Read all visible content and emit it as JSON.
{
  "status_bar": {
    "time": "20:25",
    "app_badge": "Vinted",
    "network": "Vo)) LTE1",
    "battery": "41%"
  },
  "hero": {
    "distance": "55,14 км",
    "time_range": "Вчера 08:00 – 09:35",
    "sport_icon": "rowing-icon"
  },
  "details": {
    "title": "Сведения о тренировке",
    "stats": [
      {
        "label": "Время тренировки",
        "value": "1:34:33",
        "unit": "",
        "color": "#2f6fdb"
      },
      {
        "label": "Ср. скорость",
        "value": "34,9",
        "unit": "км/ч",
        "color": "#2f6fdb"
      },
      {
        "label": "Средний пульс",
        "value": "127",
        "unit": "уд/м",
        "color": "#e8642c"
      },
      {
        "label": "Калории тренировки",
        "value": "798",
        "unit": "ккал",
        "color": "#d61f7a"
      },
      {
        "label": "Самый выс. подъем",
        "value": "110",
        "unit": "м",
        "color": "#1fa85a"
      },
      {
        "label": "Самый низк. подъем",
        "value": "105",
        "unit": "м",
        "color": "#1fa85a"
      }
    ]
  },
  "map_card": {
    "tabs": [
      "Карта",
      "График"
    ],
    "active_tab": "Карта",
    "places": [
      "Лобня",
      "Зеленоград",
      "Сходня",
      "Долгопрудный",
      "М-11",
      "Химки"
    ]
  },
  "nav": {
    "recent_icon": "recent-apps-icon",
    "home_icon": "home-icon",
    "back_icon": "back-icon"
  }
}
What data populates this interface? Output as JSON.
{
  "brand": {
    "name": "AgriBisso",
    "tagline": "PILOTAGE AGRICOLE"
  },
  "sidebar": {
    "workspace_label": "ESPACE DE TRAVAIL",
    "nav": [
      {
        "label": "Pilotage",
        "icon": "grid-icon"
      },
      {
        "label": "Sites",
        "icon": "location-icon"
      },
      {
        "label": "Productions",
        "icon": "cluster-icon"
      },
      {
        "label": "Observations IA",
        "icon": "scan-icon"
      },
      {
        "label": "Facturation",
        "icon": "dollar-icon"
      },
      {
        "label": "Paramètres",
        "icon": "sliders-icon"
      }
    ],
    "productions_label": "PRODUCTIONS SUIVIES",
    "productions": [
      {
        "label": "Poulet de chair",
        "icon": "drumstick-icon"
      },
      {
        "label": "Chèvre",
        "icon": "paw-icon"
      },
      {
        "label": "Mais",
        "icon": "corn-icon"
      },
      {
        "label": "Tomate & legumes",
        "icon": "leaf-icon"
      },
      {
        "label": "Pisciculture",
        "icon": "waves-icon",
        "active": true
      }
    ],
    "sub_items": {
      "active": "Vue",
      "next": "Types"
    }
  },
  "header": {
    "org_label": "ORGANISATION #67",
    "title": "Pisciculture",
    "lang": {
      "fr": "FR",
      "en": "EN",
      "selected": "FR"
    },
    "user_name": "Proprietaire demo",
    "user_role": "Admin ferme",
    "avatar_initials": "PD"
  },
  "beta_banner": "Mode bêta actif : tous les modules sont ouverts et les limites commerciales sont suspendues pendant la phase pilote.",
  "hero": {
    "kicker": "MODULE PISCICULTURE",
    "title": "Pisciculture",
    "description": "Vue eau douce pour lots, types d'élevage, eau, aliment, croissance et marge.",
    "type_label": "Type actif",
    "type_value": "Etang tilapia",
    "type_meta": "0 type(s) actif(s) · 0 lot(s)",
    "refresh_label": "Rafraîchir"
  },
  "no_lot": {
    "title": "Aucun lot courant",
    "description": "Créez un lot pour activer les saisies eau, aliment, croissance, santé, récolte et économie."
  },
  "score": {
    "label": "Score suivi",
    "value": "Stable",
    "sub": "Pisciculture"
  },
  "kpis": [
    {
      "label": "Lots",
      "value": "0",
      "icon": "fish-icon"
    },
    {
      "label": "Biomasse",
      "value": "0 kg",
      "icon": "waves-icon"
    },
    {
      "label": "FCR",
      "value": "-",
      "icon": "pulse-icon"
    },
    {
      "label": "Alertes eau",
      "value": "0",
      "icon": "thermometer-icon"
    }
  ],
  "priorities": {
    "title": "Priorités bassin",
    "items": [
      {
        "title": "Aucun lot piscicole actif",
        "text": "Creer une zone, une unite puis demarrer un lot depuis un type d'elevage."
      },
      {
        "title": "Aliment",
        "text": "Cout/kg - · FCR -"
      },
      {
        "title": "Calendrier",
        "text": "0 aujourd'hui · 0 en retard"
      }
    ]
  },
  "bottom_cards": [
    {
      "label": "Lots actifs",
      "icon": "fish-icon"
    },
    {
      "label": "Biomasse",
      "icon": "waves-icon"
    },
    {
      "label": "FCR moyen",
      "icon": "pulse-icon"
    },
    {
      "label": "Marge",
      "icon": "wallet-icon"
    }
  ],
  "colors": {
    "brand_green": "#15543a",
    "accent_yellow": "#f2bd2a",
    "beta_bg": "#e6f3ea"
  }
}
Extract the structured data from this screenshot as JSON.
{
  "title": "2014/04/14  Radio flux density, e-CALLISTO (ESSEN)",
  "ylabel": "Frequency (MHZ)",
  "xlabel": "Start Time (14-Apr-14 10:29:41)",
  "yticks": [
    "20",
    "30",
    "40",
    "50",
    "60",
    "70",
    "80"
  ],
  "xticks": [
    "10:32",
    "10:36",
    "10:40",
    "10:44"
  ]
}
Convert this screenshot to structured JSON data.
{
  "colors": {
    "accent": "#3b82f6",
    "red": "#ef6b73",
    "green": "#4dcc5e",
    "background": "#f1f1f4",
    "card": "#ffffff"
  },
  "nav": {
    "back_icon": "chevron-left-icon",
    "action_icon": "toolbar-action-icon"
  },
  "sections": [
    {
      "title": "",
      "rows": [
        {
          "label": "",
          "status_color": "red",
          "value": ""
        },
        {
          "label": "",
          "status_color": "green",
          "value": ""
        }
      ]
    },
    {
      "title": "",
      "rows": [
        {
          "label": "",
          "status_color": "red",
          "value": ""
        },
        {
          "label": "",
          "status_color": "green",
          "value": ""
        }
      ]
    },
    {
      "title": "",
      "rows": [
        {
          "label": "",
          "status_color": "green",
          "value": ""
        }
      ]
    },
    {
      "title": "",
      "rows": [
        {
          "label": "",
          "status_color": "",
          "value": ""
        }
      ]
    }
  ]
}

──────────

JOB:
Word for word, write out all of the data above.

EXPECTED ANSWER:
Read all visible content and emit it as JSON.
{
  "status_bar": {
    "time": "20:25",
    "app_badge": "Vinted",
    "network": "Vo)) LTE1",
    "battery": "41%"
  },
  "hero": {
    "distance": "55,14 км",
    "time_range": "Вчера 08:00 – 09:35",
    "sport_icon": "rowing-icon"
  },
  "details": {
    "title": "Сведения о тренировке",
    "stats": [
      {
        "label": "Время тренировки",
        "value": "1:34:33",
        "unit": "",
        "color": "#2f6fdb"
      },
      {
        "label": "Ср. скорость",
        "value": "34,9",
        "unit": "км/ч",
        "color": "#2f6fdb"
      },
      {
        "label": "Средний пульс",
        "value": "127",
        "unit": "уд/м",
        "color": "#e8642c"
      },
      {
        "label": "Калории тренировки",
        "value": "798",
        "unit": "ккал",
        "color": "#d61f7a"
      },
      {
        "label": "Самый выс. подъем",
        "value": "110",
        "unit": "м",
        "color": "#1fa85a"
      },
      {
        "label": "Самый низк. подъем",
        "value": "105",
        "unit": "м",
        "color": "#1fa85a"
      }
    ]
  },
  "map_card": {
    "tabs": [
      "Карта",
      "График"
    ],
    "active_tab": "Карта",
    "places": [
      "Лобня",
      "Зеленоград",
      "Сходня",
      "Долгопрудный",
      "М-11",
      "Химки"
    ]
  },
  "nav": {
    "recent_icon": "recent-apps-icon",
    "home_icon": "home-icon",
    "back_icon": "back-icon"
  }
}
What data populates this interface? Output as JSON.
{
  "brand": {
    "name": "AgriBisso",
    "tagline": "PILOTAGE AGRICOLE"
  },
  "sidebar": {
    "workspace_label": "ESPACE DE TRAVAIL",
    "nav": [
      {
        "label": "Pilotage",
        "icon": "grid-icon"
      },
      {
        "label": "Sites",
        "icon": "location-icon"
      },
      {
        "label": "Productions",
        "icon": "cluster-icon"
      },
      {
        "label": "Observations IA",
        "icon": "scan-icon"
      },
      {
        "label": "Facturation",
        "icon": "dollar-icon"
      },
      {
        "label": "Paramètres",
        "icon": "sliders-icon"
      }
    ],
    "productions_label": "PRODUCTIONS SUIVIES",
    "productions": [
      {
        "label": "Poulet de chair",
        "icon": "drumstick-icon"
      },
      {
        "label": "Chèvre",
        "icon": "paw-icon"
      },
      {
        "label": "Mais",
        "icon": "corn-icon"
      },
      {
        "label": "Tomate & legumes",
        "icon": "leaf-icon"
      },
      {
        "label": "Pisciculture",
        "icon": "waves-icon",
        "active": true
      }
    ],
    "sub_items": {
      "active": "Vue",
      "next": "Types"
    }
  },
  "header": {
    "org_label": "ORGANISATION #67",
    "title": "Pisciculture",
    "lang": {
      "fr": "FR",
      "en": "EN",
      "selected": "FR"
    },
    "user_name": "Proprietaire demo",
    "user_role": "Admin ferme",
    "avatar_initials": "PD"
  },
  "beta_banner": "Mode bêta actif : tous les modules sont ouverts et les limites commerciales sont suspendues pendant la phase pilote.",
  "hero": {
    "kicker": "MODULE PISCICULTURE",
    "title": "Pisciculture",
    "description": "Vue eau douce pour lots, types d'élevage, eau, aliment, croissance et marge.",
    "type_label": "Type actif",
    "type_value": "Etang tilapia",
    "type_meta": "0 type(s) actif(s) · 0 lot(s)",
    "refresh_label": "Rafraîchir"
  },
  "no_lot": {
    "title": "Aucun lot courant",
    "description": "Créez un lot pour activer les saisies eau, aliment, croissance, santé, récolte et économie."
  },
  "score": {
    "label": "Score suivi",
    "value": "Stable",
    "sub": "Pisciculture"
  },
  "kpis": [
    {
      "label": "Lots",
      "value": "0",
      "icon": "fish-icon"
    },
    {
      "label": "Biomasse",
      "value": "0 kg",
      "icon": "waves-icon"
    },
    {
      "label": "FCR",
      "value": "-",
      "icon": "pulse-icon"
    },
    {
      "label": "Alertes eau",
      "value": "0",
      "icon": "thermometer-icon"
    }
  ],
  "priorities": {
    "title": "Priorités bassin",
    "items": [
      {
        "title": "Aucun lot piscicole actif",
        "text": "Creer une zone, une unite puis demarrer un lot depuis un type d'elevage."
      },
      {
        "title": "Aliment",
        "text": "Cout/kg - · FCR -"
      },
      {
        "title": "Calendrier",
        "text": "0 aujourd'hui · 0 en retard"
      }
    ]
  },
  "bottom_cards": [
    {
      "label": "Lots actifs",
      "icon": "fish-icon"
    },
    {
      "label": "Biomasse",
      "icon": "waves-icon"
    },
    {
      "label": "FCR moyen",
      "icon": "pulse-icon"
    },
    {
      "label": "Marge",
      "icon": "wallet-icon"
    }
  ],
  "colors": {
    "brand_green": "#15543a",
    "accent_yellow": "#f2bd2a",
    "beta_bg": "#e6f3ea"
  }
}
Extract the structured data from this screenshot as JSON.
{
  "title": "2014/04/14  Radio flux density, e-CALLISTO (ESSEN)",
  "ylabel": "Frequency (MHZ)",
  "xlabel": "Start Time (14-Apr-14 10:29:41)",
  "yticks": [
    "20",
    "30",
    "40",
    "50",
    "60",
    "70",
    "80"
  ],
  "xticks": [
    "10:32",
    "10:36",
    "10:40",
    "10:44"
  ]
}
Convert this screenshot to structured JSON data.
{
  "colors": {
    "accent": "#3b82f6",
    "red": "#ef6b73",
    "green": "#4dcc5e",
    "background": "#f1f1f4",
    "card": "#ffffff"
  },
  "nav": {
    "back_icon": "chevron-left-icon",
    "action_icon": "toolbar-action-icon"
  },
  "sections": [
    {
      "title": "",
      "rows": [
        {
          "label": "",
          "status_color": "red",
          "value": ""
        },
        {
          "label": "",
          "status_color": "green",
          "value": ""
        }
      ]
    },
    {
      "title": "",
      "rows": [
        {
          "label": "",
          "status_color": "red",
          "value": ""
        },
        {
          "label": "",
          "status_color": "green",
          "value": ""
        }
      ]
    },
    {
      "title": "",
      "rows": [
        {
          "label": "",
          "status_color": "green",
          "value": ""
        }
      ]
    },
    {
      "title": "",
      "rows": [
        {
          "label": "",
          "status_color": "",
          "value": ""
        }
      ]
    }
  ]
}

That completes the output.